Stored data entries

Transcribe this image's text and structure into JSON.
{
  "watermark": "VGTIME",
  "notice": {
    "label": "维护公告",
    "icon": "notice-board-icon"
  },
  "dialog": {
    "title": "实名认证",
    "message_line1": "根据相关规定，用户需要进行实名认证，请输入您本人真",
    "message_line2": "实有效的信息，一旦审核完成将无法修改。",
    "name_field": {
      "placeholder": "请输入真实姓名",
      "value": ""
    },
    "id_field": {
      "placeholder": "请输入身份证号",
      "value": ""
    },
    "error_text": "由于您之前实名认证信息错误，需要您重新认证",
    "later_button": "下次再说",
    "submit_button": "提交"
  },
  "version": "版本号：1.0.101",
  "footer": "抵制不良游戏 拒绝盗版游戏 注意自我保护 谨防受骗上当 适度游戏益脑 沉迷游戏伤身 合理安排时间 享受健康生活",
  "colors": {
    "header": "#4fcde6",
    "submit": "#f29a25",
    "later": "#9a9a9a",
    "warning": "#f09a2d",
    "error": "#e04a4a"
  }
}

*TASK OBJECTIVE*: Set down every record above exactly as given.

*REPLY TO THE EXERCISE*:
Transcribe this image's text and structure into JSON.
{
  "watermark": "VGTIME",
  "notice": {
    "label": "维护公告",
    "icon": "notice-board-icon"
  },
  "dialog": {
    "title": "实名认证",
    "message_line1": "根据相关规定，用户需要进行实名认证，请输入您本人真",
    "message_line2": "实有效的信息，一旦审核完成将无法修改。",
    "name_field": {
      "placeholder": "请输入真实姓名",
      "value": ""
    },
    "id_field": {
      "placeholder": "请输入身份证号",
      "value": ""
    },
    "error_text": "由于您之前实名认证信息错误，需要您重新认证",
    "later_button": "下次再说",
    "submit_button": "提交"
  },
  "version": "版本号：1.0.101",
  "footer": "抵制不良游戏 拒绝盗版游戏 注意自我保护 谨防受骗上当 适度游戏益脑 沉迷游戏伤身 合理安排时间 享受健康生活",
  "colors": {
    "header": "#4fcde6",
    "submit": "#f29a25",
    "later": "#9a9a9a",
    "warning": "#f09a2d",
    "error": "#e04a4a"
  }
}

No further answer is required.